══ Provided entries
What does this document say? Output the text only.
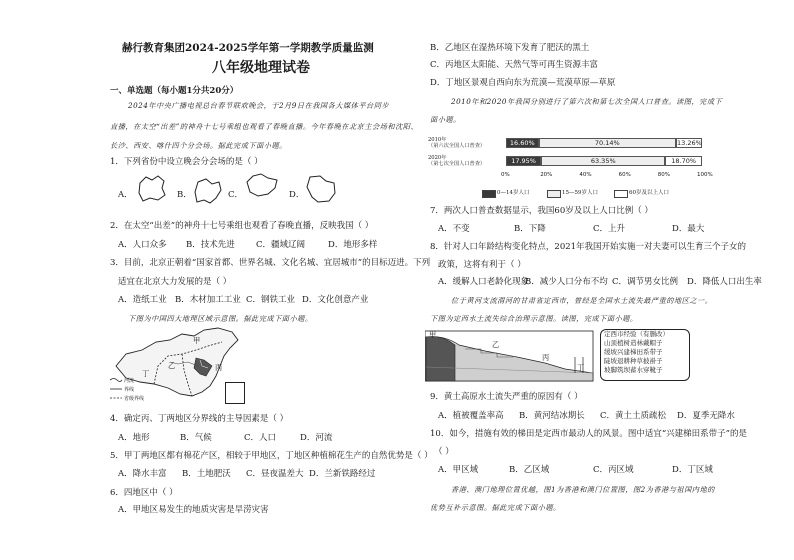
赫行教育集团2024-2025学年第一学期教学质量监测
八年级地理试卷
一、单选题（每小题1分共20分）
2024年中央广播电视总台春节联欢晚会，于2月9日在我国各大媒体平台同步
直播，在太空“出差”的神舟十七号乘组也观看了春晚直播。今年春晚在北京主会场和沈阳、
长沙、西安、喀什四个分会场。据此完成下面小题。
1．下列省份中设立晚会分会场的是（ ）
A．	B．	C．	D．
2．在太空“出差”的神舟十七号乘组也观看了春晚直播，反映我国（ ）
A．人口众多 B．技术先进	C．疆域辽阔	D．地形多样
3．目前，北京正朝着“国家首都、世界名城、文化名城、宜居城市”的目标迈进。下列
适宜在北京大力发展的是（ ）
A．造纸工业 B．木材加工工业 C．钢铁工业 D．文化创意产业
下图为中国四大地理区域示意图。据此完成下面小题。
甲
乙	丙
丁
河流
界线
省级界线
4．确定丙、丁两地区分界线的主导因素是（ ）
A．地形	B．气候	C．人口	D．河流
5．甲丁两地区都有棉花产区，相较于甲地区，丁地区种植棉花生产的自然优势是（ ）
A．降水丰富 B．土地肥沃 C．昼夜温差大 D．兰新铁路经过
6．四地区中（ ）
A．甲地区易发生的地质灾害是旱涝灾害
B．乙地区在湿热环境下发育了肥沃的黑土
C．丙地区太阳能、天然气等可再生资源丰富
D．丁地区景观自西向东为荒漠—荒漠草原—草原
2010年和2020年我国分别进行了第六次和第七次全国人口普查。读图，完成下
面小题。
2010年
（第六次全国人口普查）
2020年
（第七次全国人口普查）
16.60%	70.14%	13.26%
17.95%	63.35%	18.70%
0%	20%	40%	60%	80%	100%
0—14岁人口	15—59岁人口	60岁及以上人口
7．两次人口普查数据显示，我国60岁及以上人口比例（ ）
A．不变	B．下降	C．上升	D．最大
8．针对人口年龄结构变化特点，2021年我国开始实施一对夫妻可以生育三个子女的
政策，这将有利于（ ）
A．缓解人口老龄化现象
B．减少人口分布不均 C．调节男女比例 D．降低人口出生率
位于黄河支流渭河的甘肃省定西市，曾经是全国水土流失最严重的地区之一。
下图为定西水土流失综合治理示意图。读图，完成下面小题。
甲
乙
丙
丁
定西市经验（有删改）
山顶植树造林戴帽子
缓坡兴建梯田系带子
陡坡退耕种草披褂子
坡脚筑坝蓄水穿靴子
9．黄土高原水土流失严重的原因有（ ）
A．植被覆盖率高 B．黄河结冰期长 C．黄土土质疏松 D．夏季无降水
10．如今，措施有效的梯田是定西市最动人的风景。图中适宜“兴建梯田系带子”的是
（ ）
A．甲区域	B．乙区域	C．丙区域	D．丁区域
香港、澳门地理位置优越，图1为香港和澳门位置图，图2为香港与祖国内地的
优势互补示意图。据此完成下面小题。
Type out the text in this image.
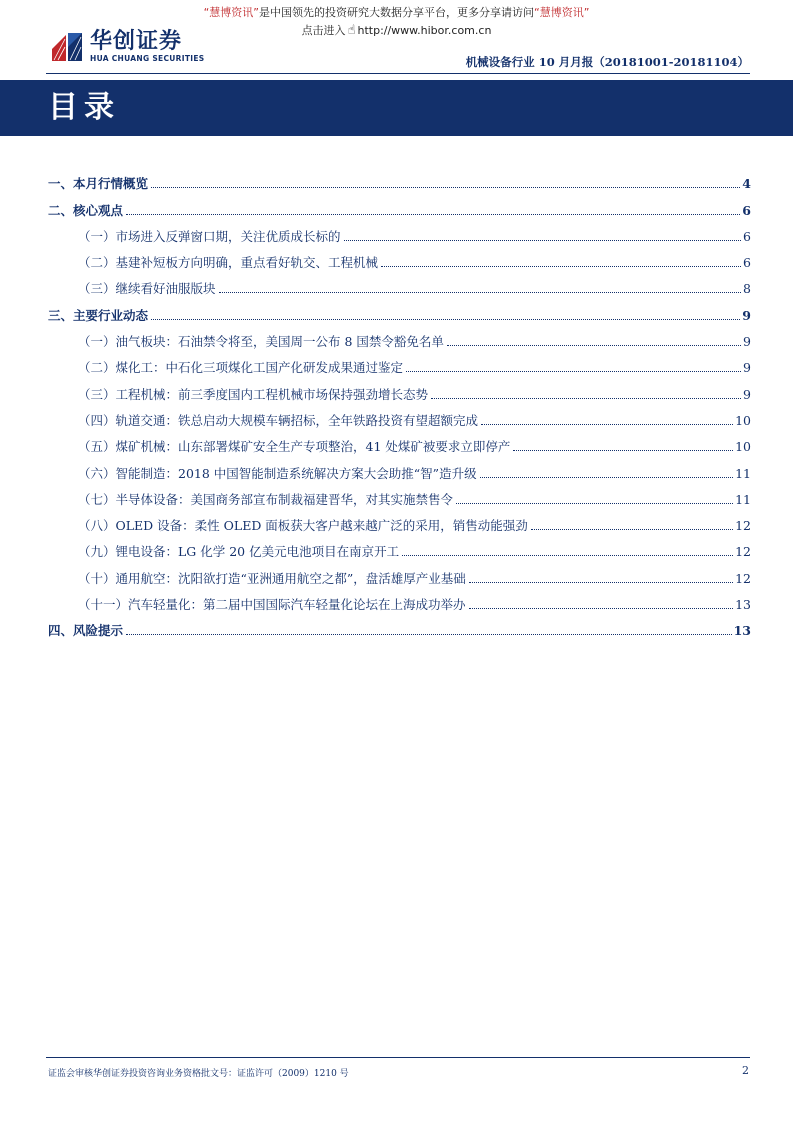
“慧博资讯”是中国领先的投资研究大数据分享平台，更多分享请访问“慧博资讯”
点击进入 ☝ http://www.hibor.com.cn
华创证券
HUA CHUANG SECURITIES	机械设备行业 10 月月报（20181001-20181104）
目录
一、本月行情概览	4
二、核心观点	6
（一）市场进入反弹窗口期，关注优质成长标的	6
（二）基建补短板方向明确，重点看好轨交、工程机械	6
（三）继续看好油服版块	8
三、主要行业动态	9
（一）油气板块：石油禁令将至，美国周一公布 8 国禁令豁免名单	9
（二）煤化工：中石化三项煤化工国产化研发成果通过鉴定	9
（三）工程机械：前三季度国内工程机械市场保持强劲增长态势	9
（四）轨道交通：铁总启动大规模车辆招标，全年铁路投资有望超额完成	10
（五）煤矿机械：山东部署煤矿安全生产专项整治，41 处煤矿被要求立即停产	10
（六）智能制造：2018 中国智能制造系统解决方案大会助推“智”造升级	11
（七）半导体设备：美国商务部宣布制裁福建晋华，对其实施禁售令	11
（八）OLED 设备：柔性 OLED 面板获大客户越来越广泛的采用，销售动能强劲	12
（九）锂电设备：LG 化学 20 亿美元电池项目在南京开工	12
（十）通用航空：沈阳欲打造“亚洲通用航空之都”，盘活雄厚产业基础	12
（十一）汽车轻量化：第二届中国国际汽车轻量化论坛在上海成功举办	13
四、风险提示	13
证监会审核华创证券投资咨询业务资格批文号：证监许可（2009）1210 号	2
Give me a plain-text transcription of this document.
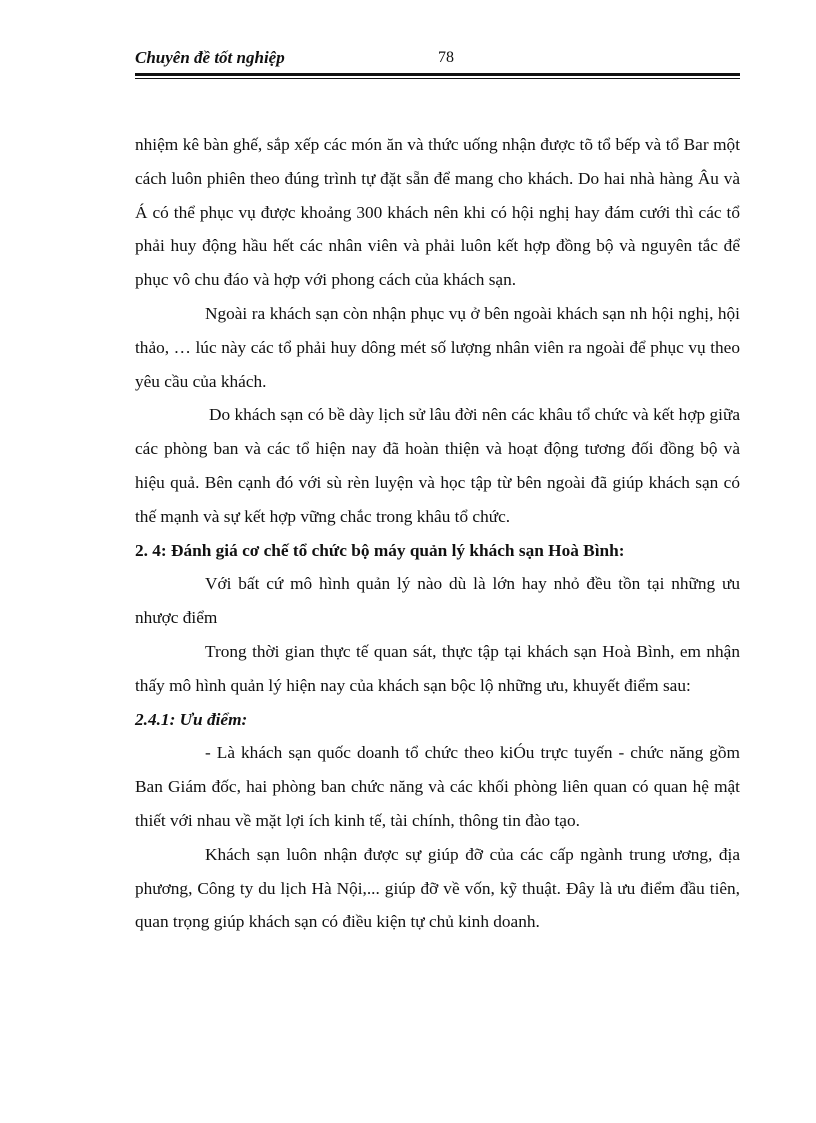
Chuyên đề tốt nghiệp	78

nhiệm kê bàn ghế, sắp xếp các món ăn và thức uống nhận được tõ tổ bếp và tổ Bar một cách luôn phiên theo đúng trình tự đặt sẵn để mang cho khách. Do hai nhà hàng Âu và Á có thể phục vụ được khoảng 300 khách nên khi có hội nghị hay đám cưới thì các tổ phải huy động hầu hết các nhân viên và phải luôn kết hợp đồng bộ và nguyên tắc để phục vô chu đáo và hợp với phong cách của khách sạn.

Ngoài ra khách sạn còn nhận phục vụ ở bên ngoài khách sạn nh hội nghị, hội thảo, … lúc này các tổ phải huy dông mét số lượng nhân viên ra ngoài để phục vụ theo yêu cầu của khách.

Do khách sạn có bề dày lịch sử lâu đời nên các khâu tổ chức và kết hợp giữa các phòng ban và các tổ hiện nay đã hoàn thiện và hoạt động tương đối đồng bộ và hiệu quả. Bên cạnh đó với sù rèn luyện và học tập từ bên ngoài đã giúp khách sạn có thế mạnh và sự kết hợp vững chắc trong khâu tổ chức.

2. 4: Đánh giá cơ chế tổ chức bộ máy quản lý khách sạn Hoà Bình:

Với bất cứ mô hình quản lý nào dù là lớn hay nhỏ đều tồn tại những ưu nhược điểm

Trong thời gian thực tế quan sát, thực tập tại khách sạn Hoà Bình, em nhận thấy mô hình quản lý hiện nay của khách sạn bộc lộ những ưu, khuyết điểm sau:

2.4.1: Ưu điểm:

- Là khách sạn quốc doanh tổ chức theo kiÓu trực tuyến - chức năng gồm Ban Giám đốc, hai phòng ban chức năng và các khối phòng liên quan có quan hệ mật thiết với nhau về mặt lợi ích kinh tế, tài chính, thông tin đào tạo.

Khách sạn luôn nhận được sự giúp đỡ của các cấp ngành trung ương, địa phương, Công ty du lịch Hà Nội,... giúp đỡ về vốn, kỹ thuật. Đây là ưu điểm đầu tiên, quan trọng giúp khách sạn có điều kiện tự chủ kinh doanh.
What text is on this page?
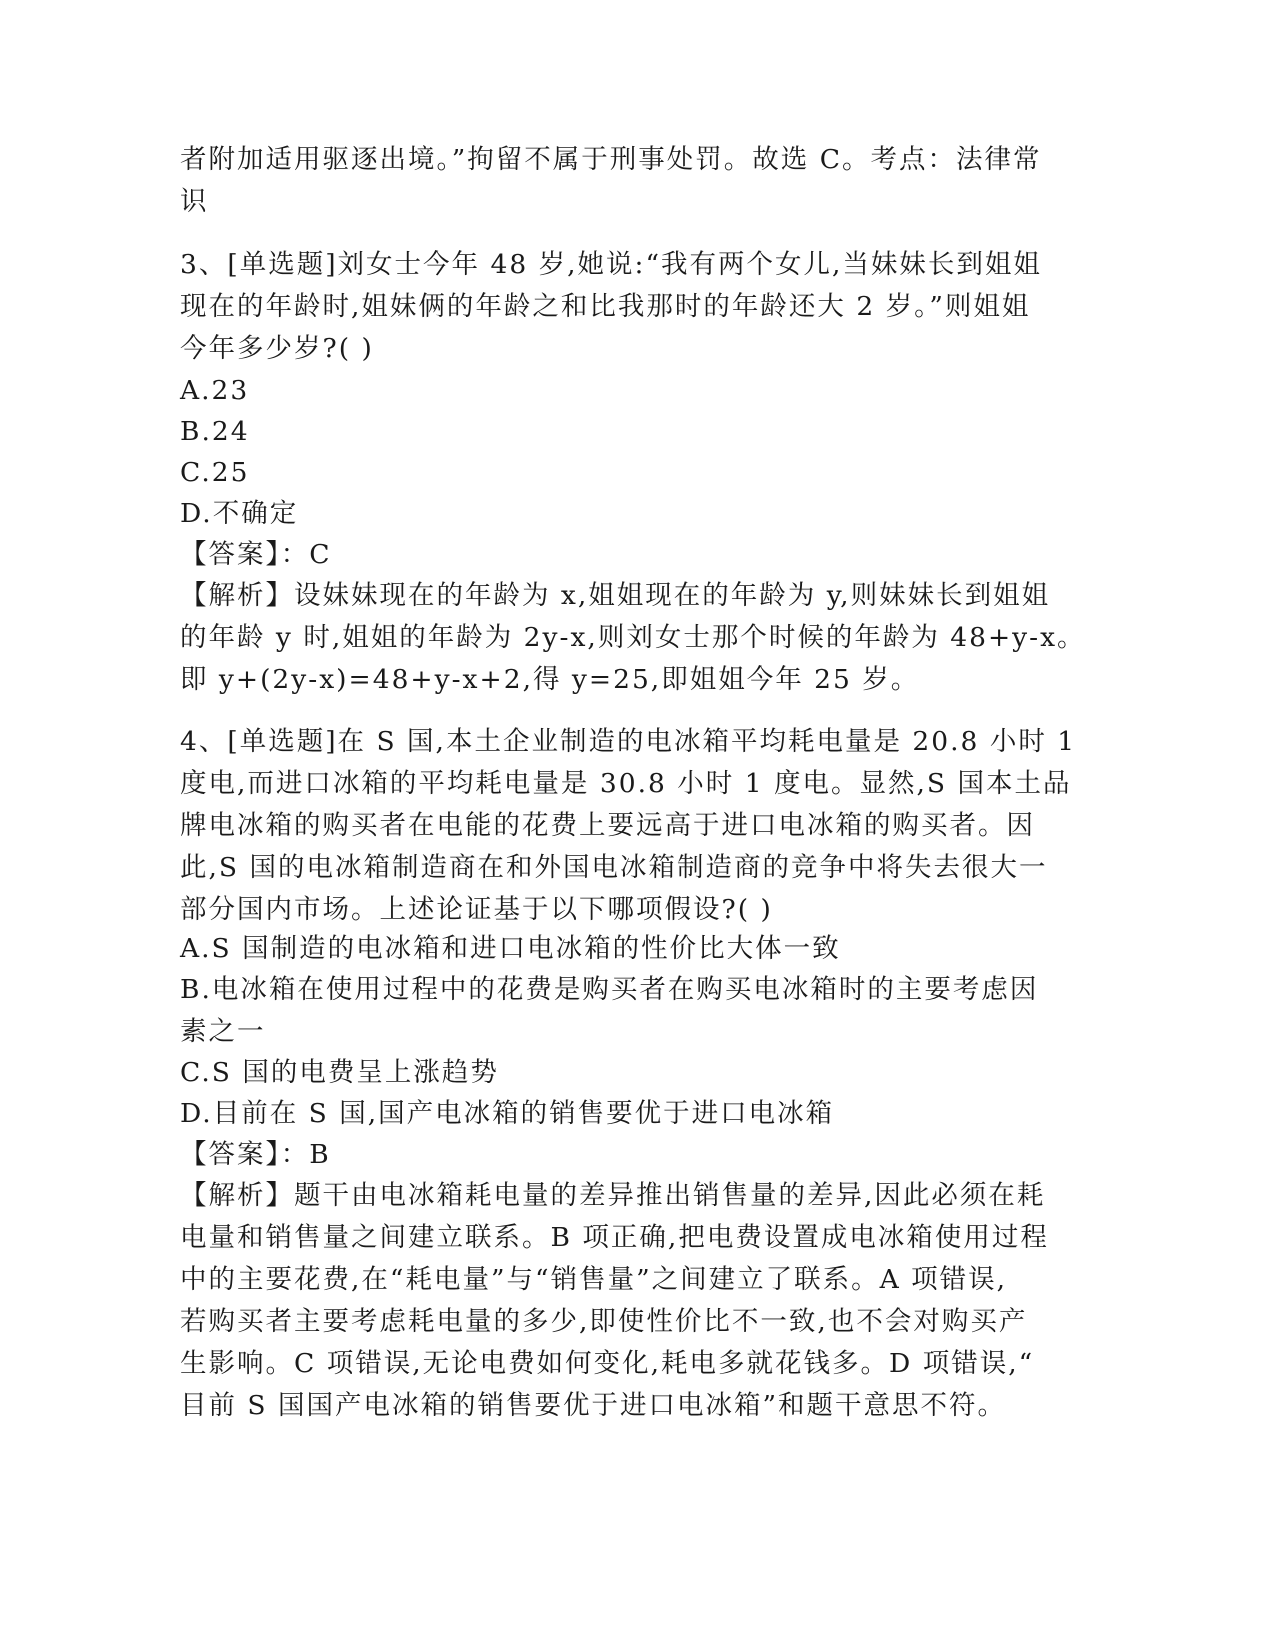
者附加适用驱逐出境。”拘留不属于刑事处罚。故选 C。考点：法律常
识
3、[单选题]刘女士今年 48 岁,她说:“我有两个女儿,当妹妹长到姐姐
现在的年龄时,姐妹俩的年龄之和比我那时的年龄还大 2 岁。”则姐姐
今年多少岁?( )
A.23
B.24
C.25
D.不确定
【答案】：C
【解析】设妹妹现在的年龄为 x,姐姐现在的年龄为 y,则妹妹长到姐姐
的年龄 y 时,姐姐的年龄为 2y-x,则刘女士那个时候的年龄为 48+y-x。
即 y+(2y-x)=48+y-x+2,得 y=25,即姐姐今年 25 岁。
4、[单选题]在 S 国,本土企业制造的电冰箱平均耗电量是 20.8 小时 1
度电,而进口冰箱的平均耗电量是 30.8 小时 1 度电。显然,S 国本土品
牌电冰箱的购买者在电能的花费上要远高于进口电冰箱的购买者。因
此,S 国的电冰箱制造商在和外国电冰箱制造商的竞争中将失去很大一
部分国内市场。上述论证基于以下哪项假设?( )
A.S 国制造的电冰箱和进口电冰箱的性价比大体一致
B.电冰箱在使用过程中的花费是购买者在购买电冰箱时的主要考虑因
素之一
C.S 国的电费呈上涨趋势
D.目前在 S 国,国产电冰箱的销售要优于进口电冰箱
【答案】：B
【解析】题干由电冰箱耗电量的差异推出销售量的差异,因此必须在耗
电量和销售量之间建立联系。B 项正确,把电费设置成电冰箱使用过程
中的主要花费,在“耗电量”与“销售量”之间建立了联系。A 项错误,
若购买者主要考虑耗电量的多少,即使性价比不一致,也不会对购买产
生影响。C 项错误,无论电费如何变化,耗电多就花钱多。D 项错误,“
目前 S 国国产电冰箱的销售要优于进口电冰箱”和题干意思不符。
════
- Exercise task -
Where a line above holds the string "kinh", show that line.

- Written answer -
- Là khách sạn quốc doanh tổ chức theo kiÓu trực tuyến - chức năng gồm Ban Giám đốc, hai phòng ban chức năng và các khối phòng liên quan có quan hệ mật thiết với nhau về mặt lợi ích kinh tế, tài chính, thông tin đào tạo.
Khách sạn luôn nhận được sự giúp đỡ của các cấp ngành trung ương, địa phương, Công ty du lịch Hà Nội,... giúp đỡ về vốn, kỹ thuật. Đây là ưu điểm đầu tiên, quan trọng giúp khách sạn có điều kiện tự chủ kinh doanh.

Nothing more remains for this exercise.